(A run of records)
====

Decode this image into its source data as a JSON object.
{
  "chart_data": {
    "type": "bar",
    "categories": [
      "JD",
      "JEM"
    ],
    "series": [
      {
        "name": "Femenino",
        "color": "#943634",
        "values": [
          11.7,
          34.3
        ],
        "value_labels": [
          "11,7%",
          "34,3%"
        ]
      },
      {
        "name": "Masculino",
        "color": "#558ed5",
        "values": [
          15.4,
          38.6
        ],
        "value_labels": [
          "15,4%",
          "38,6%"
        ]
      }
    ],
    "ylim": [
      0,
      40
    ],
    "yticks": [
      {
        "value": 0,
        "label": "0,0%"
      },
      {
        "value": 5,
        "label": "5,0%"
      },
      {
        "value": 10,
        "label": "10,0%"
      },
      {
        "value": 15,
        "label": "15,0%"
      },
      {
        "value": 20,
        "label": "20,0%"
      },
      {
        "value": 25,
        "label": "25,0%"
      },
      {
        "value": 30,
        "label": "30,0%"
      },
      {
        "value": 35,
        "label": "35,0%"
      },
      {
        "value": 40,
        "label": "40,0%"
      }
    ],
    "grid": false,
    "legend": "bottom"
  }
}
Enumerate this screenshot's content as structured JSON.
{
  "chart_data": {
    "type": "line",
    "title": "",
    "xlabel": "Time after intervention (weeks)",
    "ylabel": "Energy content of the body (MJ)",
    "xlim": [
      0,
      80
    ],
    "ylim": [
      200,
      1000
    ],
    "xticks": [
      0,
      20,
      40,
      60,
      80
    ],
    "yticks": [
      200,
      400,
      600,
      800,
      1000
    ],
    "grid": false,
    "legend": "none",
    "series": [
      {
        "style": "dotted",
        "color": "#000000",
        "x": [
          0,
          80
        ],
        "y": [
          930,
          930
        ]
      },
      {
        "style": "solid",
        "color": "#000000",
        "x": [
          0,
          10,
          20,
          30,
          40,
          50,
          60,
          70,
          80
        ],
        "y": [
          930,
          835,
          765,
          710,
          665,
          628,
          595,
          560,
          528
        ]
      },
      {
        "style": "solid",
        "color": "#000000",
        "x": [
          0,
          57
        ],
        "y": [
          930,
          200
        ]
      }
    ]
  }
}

====

▶ **Aim of the task**:
Print the records above in full, exactly.

▶ **Response to the task**:
Decode this image into its source data as a JSON object.
{
  "chart_data": {
    "type": "bar",
    "categories": [
      "JD",
      "JEM"
    ],
    "series": [
      {
        "name": "Femenino",
        "color": "#943634",
        "values": [
          11.7,
          34.3
        ],
        "value_labels": [
          "11,7%",
          "34,3%"
        ]
      },
      {
        "name": "Masculino",
        "color": "#558ed5",
        "values": [
          15.4,
          38.6
        ],
        "value_labels": [
          "15,4%",
          "38,6%"
        ]
      }
    ],
    "ylim": [
      0,
      40
    ],
    "yticks": [
      {
        "value": 0,
        "label": "0,0%"
      },
      {
        "value": 5,
        "label": "5,0%"
      },
      {
        "value": 10,
        "label": "10,0%"
      },
      {
        "value": 15,
        "label": "15,0%"
      },
      {
        "value": 20,
        "label": "20,0%"
      },
      {
        "value": 25,
        "label": "25,0%"
      },
      {
        "value": 30,
        "label": "30,0%"
      },
      {
        "value": 35,
        "label": "35,0%"
      },
      {
        "value": 40,
        "label": "40,0%"
      }
    ],
    "grid": false,
    "legend": "bottom"
  }
}
Enumerate this screenshot's content as structured JSON.
{
  "chart_data": {
    "type": "line",
    "title": "",
    "xlabel": "Time after intervention (weeks)",
    "ylabel": "Energy content of the body (MJ)",
    "xlim": [
      0,
      80
    ],
    "ylim": [
      200,
      1000
    ],
    "xticks": [
      0,
      20,
      40,
      60,
      80
    ],
    "yticks": [
      200,
      400,
      600,
      800,
      1000
    ],
    "grid": false,
    "legend": "none",
    "series": [
      {
        "style": "dotted",
        "color": "#000000",
        "x": [
          0,
          80
        ],
        "y": [
          930,
          930
        ]
      },
      {
        "style": "solid",
        "color": "#000000",
        "x": [
          0,
          10,
          20,
          30,
          40,
          50,
          60,
          70,
          80
        ],
        "y": [
          930,
          835,
          765,
          710,
          665,
          628,
          595,
          560,
          528
        ]
      },
      {
        "style": "solid",
        "color": "#000000",
        "x": [
          0,
          57
        ],
        "y": [
          930,
          200
        ]
      }
    ]
  }
}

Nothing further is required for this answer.